# TASK OBJECTIVE
Below are the records. Gather each line that holds "induksiyasi".

──────── EXTRACTED INFORMATION

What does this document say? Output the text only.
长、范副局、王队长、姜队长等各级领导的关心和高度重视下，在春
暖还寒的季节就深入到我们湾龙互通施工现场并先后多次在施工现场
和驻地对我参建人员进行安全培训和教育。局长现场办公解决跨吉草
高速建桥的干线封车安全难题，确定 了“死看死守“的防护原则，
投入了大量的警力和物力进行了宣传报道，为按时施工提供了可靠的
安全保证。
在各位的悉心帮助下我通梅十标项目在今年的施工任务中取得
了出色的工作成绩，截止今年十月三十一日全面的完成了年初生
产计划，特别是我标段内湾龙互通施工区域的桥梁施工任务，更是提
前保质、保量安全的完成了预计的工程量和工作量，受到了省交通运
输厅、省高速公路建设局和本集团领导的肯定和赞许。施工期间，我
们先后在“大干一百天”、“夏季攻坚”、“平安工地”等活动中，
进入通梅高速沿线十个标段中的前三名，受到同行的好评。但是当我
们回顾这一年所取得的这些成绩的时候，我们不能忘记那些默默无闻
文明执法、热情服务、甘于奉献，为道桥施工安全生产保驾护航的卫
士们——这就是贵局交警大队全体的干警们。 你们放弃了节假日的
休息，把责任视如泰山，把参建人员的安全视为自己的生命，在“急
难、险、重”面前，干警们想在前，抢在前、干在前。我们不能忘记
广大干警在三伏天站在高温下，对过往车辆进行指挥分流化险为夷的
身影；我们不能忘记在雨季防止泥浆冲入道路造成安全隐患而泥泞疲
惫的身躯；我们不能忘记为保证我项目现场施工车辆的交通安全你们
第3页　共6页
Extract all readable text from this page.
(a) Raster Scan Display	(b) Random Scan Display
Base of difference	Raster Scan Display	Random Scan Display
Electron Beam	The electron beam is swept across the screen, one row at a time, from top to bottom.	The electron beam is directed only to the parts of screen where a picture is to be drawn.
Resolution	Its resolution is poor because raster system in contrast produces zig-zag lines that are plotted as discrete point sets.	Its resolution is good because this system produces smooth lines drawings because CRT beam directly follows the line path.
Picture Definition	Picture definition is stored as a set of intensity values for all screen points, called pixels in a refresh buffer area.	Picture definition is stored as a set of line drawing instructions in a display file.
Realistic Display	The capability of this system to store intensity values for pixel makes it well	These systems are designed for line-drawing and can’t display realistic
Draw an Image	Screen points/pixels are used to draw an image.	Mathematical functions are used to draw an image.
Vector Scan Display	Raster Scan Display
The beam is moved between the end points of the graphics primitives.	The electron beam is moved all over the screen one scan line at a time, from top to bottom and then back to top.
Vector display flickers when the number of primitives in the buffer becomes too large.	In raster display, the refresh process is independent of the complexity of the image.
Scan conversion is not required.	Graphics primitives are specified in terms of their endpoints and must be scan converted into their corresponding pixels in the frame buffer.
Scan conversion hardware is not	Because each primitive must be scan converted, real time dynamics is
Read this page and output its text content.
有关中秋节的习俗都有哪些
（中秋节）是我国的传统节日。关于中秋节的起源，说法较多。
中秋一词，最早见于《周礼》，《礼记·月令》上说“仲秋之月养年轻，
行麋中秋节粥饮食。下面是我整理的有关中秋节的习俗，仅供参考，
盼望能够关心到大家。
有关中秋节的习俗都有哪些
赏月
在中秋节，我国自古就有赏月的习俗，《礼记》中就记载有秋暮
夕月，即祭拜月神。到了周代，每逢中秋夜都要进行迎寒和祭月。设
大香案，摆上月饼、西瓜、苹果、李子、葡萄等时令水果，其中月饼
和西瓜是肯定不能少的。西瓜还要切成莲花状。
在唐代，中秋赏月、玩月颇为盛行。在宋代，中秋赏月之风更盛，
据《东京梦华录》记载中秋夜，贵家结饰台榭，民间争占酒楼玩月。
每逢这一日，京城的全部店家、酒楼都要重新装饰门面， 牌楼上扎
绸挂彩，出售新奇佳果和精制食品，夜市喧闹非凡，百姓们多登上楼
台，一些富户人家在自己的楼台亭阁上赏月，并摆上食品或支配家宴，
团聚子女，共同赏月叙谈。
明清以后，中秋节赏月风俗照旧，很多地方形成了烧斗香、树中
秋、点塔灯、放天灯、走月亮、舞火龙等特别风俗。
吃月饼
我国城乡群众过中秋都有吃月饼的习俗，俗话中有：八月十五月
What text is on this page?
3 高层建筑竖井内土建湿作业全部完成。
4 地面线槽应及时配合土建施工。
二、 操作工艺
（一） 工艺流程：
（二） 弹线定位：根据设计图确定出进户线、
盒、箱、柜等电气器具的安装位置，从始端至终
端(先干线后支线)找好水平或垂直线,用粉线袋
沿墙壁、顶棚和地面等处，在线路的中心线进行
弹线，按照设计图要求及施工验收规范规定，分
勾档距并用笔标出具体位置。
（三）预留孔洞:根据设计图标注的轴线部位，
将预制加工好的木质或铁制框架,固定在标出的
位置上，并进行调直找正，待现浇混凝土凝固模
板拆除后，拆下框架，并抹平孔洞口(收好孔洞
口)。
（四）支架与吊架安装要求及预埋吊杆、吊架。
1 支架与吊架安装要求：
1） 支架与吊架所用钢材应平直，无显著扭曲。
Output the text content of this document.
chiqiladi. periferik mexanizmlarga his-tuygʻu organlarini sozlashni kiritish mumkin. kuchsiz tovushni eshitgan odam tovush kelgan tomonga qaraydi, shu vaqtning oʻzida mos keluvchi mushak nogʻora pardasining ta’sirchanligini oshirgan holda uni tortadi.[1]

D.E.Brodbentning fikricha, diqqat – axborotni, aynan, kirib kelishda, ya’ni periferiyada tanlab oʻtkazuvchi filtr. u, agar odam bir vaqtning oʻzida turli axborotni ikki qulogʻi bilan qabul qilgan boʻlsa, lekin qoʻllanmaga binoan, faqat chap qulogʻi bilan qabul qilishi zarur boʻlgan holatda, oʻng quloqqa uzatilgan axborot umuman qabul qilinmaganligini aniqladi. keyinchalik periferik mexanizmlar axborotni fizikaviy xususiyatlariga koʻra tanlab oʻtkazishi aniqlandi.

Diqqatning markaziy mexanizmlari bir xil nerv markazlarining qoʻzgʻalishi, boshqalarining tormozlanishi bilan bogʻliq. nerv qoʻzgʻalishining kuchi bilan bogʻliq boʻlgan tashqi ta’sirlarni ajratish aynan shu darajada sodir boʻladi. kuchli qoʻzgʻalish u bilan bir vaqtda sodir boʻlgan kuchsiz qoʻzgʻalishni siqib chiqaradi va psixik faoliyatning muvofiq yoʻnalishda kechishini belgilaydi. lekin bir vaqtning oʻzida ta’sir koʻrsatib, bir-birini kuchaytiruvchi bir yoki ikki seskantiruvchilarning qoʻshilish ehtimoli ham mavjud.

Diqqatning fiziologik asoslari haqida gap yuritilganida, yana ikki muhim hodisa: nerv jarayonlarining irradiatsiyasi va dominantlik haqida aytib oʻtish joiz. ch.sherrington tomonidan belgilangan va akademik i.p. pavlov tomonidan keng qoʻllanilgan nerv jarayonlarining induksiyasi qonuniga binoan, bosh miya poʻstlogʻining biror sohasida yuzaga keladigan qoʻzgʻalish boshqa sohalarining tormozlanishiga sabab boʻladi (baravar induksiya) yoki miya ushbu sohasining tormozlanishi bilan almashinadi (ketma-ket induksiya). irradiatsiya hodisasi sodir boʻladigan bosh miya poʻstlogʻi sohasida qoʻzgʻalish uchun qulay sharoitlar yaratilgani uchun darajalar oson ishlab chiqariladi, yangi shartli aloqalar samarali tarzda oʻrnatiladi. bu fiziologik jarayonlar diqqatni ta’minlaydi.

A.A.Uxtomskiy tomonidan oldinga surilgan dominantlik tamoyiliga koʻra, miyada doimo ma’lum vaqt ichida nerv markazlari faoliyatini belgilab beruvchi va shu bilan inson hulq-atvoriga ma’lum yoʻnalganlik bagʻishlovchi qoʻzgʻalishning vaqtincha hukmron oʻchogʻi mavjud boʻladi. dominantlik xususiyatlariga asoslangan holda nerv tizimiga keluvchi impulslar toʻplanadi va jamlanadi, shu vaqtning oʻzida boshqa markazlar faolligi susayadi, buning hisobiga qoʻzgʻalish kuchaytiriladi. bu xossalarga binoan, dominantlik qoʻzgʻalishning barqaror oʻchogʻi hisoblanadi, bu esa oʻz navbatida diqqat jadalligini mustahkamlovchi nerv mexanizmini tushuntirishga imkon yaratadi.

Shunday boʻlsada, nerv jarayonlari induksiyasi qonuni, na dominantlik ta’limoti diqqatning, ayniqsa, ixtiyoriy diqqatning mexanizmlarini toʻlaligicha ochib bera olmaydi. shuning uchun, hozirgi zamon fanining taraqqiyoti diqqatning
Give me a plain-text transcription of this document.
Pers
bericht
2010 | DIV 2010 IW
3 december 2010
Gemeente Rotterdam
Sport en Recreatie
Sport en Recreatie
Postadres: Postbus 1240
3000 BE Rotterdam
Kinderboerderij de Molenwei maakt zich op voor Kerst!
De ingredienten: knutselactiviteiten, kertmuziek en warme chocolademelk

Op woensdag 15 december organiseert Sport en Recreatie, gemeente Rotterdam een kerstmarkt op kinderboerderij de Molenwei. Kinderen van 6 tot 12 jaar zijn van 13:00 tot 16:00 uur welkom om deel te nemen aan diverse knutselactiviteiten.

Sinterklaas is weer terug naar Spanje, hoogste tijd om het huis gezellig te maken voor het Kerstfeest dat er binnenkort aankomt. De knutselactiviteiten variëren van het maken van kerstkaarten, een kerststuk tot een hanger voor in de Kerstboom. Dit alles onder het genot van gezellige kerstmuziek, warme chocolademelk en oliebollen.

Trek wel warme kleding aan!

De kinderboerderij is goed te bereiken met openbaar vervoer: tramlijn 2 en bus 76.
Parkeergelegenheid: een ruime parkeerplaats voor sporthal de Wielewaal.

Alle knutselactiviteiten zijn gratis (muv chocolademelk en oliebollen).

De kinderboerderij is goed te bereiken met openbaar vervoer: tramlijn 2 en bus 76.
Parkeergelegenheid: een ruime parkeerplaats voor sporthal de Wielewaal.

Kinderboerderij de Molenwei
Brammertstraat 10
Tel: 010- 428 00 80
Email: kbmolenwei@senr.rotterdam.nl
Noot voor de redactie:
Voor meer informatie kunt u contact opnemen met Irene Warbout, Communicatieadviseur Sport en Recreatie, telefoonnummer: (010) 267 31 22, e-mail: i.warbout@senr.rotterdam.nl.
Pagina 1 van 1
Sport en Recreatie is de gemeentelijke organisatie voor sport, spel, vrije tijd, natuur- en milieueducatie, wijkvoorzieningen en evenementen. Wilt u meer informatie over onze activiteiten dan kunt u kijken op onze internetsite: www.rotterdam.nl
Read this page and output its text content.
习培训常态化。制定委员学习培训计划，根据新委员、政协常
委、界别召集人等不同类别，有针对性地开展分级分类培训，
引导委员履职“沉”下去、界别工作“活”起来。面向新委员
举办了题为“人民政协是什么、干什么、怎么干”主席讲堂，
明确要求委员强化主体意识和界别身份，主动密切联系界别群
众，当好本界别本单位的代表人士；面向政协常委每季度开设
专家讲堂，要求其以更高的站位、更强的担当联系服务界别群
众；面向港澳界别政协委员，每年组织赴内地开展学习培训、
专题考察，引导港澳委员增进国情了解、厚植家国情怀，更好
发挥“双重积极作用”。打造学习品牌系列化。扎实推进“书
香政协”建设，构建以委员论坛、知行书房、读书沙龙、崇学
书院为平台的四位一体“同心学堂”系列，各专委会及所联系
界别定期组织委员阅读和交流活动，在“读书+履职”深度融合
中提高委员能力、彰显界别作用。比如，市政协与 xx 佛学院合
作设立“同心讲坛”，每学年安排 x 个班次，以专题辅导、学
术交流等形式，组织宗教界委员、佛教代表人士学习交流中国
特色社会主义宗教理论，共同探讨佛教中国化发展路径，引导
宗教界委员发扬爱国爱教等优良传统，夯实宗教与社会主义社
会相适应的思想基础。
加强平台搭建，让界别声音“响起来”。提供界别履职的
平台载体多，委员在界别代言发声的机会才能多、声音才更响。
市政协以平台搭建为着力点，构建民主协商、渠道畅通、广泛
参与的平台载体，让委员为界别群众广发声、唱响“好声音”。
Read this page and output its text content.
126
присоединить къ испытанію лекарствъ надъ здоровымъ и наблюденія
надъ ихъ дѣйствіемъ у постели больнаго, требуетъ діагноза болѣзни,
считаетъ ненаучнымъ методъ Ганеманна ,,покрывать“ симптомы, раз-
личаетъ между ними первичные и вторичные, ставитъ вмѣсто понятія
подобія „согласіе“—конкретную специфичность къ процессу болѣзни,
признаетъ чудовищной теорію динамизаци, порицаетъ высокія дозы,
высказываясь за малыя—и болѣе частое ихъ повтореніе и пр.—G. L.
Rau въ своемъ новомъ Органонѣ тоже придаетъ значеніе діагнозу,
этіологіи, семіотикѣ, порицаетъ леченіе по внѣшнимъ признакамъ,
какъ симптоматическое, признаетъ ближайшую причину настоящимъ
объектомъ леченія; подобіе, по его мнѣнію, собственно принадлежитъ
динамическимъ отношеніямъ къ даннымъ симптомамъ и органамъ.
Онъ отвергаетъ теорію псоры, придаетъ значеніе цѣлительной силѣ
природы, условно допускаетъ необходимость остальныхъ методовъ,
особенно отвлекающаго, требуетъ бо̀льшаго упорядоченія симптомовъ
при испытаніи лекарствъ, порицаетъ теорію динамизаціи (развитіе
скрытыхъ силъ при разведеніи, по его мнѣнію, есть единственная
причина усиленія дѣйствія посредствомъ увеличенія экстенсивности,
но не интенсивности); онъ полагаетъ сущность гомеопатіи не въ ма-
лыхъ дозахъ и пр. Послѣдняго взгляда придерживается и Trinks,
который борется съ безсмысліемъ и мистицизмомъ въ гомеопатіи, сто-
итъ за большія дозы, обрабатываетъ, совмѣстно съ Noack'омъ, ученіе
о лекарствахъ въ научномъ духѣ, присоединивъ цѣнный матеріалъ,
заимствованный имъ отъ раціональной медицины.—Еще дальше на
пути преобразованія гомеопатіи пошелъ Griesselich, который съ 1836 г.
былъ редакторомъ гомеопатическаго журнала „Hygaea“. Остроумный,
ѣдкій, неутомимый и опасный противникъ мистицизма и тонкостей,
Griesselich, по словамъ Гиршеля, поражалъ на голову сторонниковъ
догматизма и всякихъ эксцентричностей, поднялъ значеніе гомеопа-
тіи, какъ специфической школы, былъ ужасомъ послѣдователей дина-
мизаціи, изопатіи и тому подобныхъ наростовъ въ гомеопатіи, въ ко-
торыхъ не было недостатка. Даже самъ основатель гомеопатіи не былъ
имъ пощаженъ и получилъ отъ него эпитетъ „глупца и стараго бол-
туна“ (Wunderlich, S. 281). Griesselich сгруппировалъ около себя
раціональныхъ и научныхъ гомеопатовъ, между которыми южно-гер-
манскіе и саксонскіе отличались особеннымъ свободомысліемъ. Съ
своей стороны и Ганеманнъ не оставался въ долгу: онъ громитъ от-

────────────────

# RESPONSE TO THE TASK
Diqqatning fiziologik asoslari haqida gap yuritilganida, yana ikki muhim hodisa: nerv jarayonlarining irradiatsiyasi va dominantlik haqida aytib oʻtish joiz. ch.sherrington tomonidan belgilangan va akademik i.p. pavlov tomonidan keng qoʻllanilgan nerv jarayonlarining induksiyasi qonuniga binoan, bosh miya poʻstlogʻining biror sohasida yuzaga keladigan qoʻzgʻalish boshqa sohalarining tormozlanishiga sabab boʻladi (baravar induksiya) yoki miya ushbu sohasining tormozlanishi bilan almashinadi (ketma-ket induksiya). irradiatsiya hodisasi sodir boʻladigan bosh miya poʻstlogʻi sohasida qoʻzgʻalish uchun qulay sharoitlar yaratilgani uchun darajalar oson ishlab chiqariladi, yangi shartli aloqalar samarali tarzda oʻrnatiladi. bu fiziologik jarayonlar diqqatni ta’minlaydi.
Shunday boʻlsada, nerv jarayonlari induksiyasi qonuni, na dominantlik ta’limoti diqqatning, ayniqsa, ixtiyoriy diqqatning mexanizmlarini toʻlaligicha ochib bera olmaydi. shuning uchun, hozirgi zamon fanining taraqqiyoti diqqatning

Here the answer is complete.